Using the records below, give the number of lines where the word "SOFTWARE" appears, with no further output.

··· EXERCISE MATERIAL

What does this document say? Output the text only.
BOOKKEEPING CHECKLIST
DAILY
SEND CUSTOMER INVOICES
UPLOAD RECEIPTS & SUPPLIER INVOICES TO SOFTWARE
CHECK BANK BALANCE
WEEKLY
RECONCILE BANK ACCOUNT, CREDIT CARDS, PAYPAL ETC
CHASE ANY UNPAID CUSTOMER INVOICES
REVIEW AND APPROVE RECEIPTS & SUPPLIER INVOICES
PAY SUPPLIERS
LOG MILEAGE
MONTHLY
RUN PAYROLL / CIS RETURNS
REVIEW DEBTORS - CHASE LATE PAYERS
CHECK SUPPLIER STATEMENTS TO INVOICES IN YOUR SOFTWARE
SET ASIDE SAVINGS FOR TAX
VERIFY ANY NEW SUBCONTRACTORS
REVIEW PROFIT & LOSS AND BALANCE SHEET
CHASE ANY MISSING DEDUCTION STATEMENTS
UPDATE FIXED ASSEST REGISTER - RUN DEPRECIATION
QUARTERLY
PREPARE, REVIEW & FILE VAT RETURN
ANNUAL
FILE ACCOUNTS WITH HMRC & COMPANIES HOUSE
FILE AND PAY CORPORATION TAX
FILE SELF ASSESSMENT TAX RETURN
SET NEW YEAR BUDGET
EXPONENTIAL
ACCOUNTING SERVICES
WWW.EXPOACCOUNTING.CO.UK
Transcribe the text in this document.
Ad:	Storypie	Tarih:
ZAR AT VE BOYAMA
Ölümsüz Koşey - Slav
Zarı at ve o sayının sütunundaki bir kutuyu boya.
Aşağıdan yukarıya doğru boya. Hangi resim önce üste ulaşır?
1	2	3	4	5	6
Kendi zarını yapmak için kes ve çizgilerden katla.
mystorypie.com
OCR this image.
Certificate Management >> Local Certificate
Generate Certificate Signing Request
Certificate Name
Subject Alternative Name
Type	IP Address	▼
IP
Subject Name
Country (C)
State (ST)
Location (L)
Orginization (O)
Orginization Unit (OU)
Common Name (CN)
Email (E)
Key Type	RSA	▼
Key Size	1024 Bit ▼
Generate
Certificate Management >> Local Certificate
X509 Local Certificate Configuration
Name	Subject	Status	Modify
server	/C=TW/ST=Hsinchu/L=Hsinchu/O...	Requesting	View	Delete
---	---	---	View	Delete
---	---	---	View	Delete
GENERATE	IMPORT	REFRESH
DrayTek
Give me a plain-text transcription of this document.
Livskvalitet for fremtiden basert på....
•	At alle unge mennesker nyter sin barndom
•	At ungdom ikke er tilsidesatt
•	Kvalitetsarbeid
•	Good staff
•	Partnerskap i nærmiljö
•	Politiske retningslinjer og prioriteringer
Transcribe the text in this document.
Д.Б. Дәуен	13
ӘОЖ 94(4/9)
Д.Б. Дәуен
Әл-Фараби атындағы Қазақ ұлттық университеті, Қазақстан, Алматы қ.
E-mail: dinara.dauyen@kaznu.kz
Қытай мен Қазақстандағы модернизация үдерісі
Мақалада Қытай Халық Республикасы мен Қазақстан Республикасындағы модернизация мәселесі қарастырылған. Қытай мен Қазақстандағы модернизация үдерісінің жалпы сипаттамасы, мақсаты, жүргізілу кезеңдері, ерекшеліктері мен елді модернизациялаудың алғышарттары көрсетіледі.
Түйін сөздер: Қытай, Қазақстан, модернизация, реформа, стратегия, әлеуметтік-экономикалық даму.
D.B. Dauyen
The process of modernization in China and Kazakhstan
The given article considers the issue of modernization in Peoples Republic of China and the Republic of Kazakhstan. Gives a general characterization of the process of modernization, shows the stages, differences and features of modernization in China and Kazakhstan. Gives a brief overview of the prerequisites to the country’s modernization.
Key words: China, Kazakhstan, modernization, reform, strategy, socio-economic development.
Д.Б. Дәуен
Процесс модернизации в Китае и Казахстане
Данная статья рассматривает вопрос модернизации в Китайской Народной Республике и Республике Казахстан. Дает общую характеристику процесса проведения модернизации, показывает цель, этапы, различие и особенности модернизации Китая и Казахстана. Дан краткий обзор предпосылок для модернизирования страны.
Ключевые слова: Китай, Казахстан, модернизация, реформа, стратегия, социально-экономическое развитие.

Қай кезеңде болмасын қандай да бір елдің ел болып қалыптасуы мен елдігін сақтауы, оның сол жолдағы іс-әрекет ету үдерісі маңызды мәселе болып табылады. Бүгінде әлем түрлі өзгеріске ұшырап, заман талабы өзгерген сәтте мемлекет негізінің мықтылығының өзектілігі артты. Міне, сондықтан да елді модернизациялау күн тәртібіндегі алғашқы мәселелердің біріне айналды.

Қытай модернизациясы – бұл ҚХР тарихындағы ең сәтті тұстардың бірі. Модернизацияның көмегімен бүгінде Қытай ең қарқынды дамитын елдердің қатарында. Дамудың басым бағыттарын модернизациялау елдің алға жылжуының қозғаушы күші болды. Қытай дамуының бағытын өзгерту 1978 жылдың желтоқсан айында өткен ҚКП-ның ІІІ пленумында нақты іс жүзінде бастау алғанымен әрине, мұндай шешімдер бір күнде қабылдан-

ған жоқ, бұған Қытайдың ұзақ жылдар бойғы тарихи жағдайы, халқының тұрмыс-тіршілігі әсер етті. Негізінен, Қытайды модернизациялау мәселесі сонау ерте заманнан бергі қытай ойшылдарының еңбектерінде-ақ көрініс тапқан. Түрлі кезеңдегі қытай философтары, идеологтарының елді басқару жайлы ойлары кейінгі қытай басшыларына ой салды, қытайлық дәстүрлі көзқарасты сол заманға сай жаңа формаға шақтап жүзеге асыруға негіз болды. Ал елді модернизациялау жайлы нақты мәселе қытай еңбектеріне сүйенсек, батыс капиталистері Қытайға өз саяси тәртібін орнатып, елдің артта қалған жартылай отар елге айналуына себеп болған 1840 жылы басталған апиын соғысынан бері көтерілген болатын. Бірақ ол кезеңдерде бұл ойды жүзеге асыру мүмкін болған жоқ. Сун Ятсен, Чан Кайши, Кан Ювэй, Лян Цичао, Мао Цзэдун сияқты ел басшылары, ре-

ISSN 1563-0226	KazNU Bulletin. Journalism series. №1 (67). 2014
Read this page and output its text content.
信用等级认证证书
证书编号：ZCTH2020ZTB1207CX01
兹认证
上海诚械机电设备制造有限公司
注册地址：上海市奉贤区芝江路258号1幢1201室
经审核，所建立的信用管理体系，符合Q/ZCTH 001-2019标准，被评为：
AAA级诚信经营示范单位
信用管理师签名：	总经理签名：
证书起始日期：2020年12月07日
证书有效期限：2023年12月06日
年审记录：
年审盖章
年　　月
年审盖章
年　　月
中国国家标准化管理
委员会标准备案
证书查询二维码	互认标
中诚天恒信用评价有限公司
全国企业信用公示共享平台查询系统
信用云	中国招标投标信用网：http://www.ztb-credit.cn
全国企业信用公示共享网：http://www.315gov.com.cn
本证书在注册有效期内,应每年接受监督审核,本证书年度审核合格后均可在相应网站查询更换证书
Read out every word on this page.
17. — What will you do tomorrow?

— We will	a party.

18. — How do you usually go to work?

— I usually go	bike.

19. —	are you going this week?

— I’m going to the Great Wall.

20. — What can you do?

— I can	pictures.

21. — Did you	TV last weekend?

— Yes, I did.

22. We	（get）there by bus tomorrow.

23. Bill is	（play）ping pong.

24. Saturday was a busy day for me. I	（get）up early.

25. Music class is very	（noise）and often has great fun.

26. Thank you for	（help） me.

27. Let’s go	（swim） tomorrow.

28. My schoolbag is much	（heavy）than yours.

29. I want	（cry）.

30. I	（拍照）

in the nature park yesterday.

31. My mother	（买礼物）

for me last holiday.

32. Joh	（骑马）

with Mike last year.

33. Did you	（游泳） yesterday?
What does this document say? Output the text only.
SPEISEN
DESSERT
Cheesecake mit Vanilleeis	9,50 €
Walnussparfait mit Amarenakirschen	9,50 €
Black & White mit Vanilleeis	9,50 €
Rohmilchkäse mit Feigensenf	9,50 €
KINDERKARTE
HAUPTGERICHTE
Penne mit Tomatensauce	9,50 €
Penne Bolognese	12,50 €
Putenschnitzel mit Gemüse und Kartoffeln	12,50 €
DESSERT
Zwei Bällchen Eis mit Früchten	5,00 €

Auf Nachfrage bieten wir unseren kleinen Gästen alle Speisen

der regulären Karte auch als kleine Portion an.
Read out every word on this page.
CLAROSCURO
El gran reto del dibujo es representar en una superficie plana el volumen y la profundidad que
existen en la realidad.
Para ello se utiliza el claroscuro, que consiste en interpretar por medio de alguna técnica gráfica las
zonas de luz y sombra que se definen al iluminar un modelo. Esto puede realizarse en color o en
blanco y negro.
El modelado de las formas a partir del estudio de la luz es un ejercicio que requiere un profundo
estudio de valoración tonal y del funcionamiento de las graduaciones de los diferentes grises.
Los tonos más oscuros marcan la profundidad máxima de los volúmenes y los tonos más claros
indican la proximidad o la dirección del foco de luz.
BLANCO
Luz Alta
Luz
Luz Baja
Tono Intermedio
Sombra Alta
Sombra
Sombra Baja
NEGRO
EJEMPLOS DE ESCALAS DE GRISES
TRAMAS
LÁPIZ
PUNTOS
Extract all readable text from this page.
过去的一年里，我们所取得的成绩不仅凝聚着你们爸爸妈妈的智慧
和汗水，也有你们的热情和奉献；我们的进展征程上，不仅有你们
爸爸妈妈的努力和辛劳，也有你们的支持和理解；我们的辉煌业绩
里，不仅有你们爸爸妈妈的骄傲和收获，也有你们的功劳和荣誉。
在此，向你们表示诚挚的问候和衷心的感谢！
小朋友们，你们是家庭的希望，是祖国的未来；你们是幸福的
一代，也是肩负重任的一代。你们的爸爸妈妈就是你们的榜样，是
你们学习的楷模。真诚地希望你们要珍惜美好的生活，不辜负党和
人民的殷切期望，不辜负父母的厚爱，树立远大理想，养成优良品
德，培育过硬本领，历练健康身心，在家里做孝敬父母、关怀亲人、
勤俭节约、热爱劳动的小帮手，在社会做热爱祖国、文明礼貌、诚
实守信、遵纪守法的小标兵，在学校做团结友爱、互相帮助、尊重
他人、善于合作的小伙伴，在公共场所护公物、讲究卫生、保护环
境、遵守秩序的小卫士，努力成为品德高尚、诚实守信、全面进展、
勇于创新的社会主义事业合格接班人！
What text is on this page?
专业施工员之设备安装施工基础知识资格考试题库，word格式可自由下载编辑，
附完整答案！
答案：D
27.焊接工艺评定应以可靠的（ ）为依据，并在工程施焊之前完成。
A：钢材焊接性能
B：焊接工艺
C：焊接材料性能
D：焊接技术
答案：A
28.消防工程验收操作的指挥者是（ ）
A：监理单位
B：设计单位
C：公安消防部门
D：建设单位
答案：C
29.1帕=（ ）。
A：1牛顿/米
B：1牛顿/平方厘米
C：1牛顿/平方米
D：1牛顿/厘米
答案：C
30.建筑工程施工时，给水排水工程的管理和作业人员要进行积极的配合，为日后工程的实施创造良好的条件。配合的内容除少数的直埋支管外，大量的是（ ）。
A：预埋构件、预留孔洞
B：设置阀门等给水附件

······

RIGHT ANSWER: 2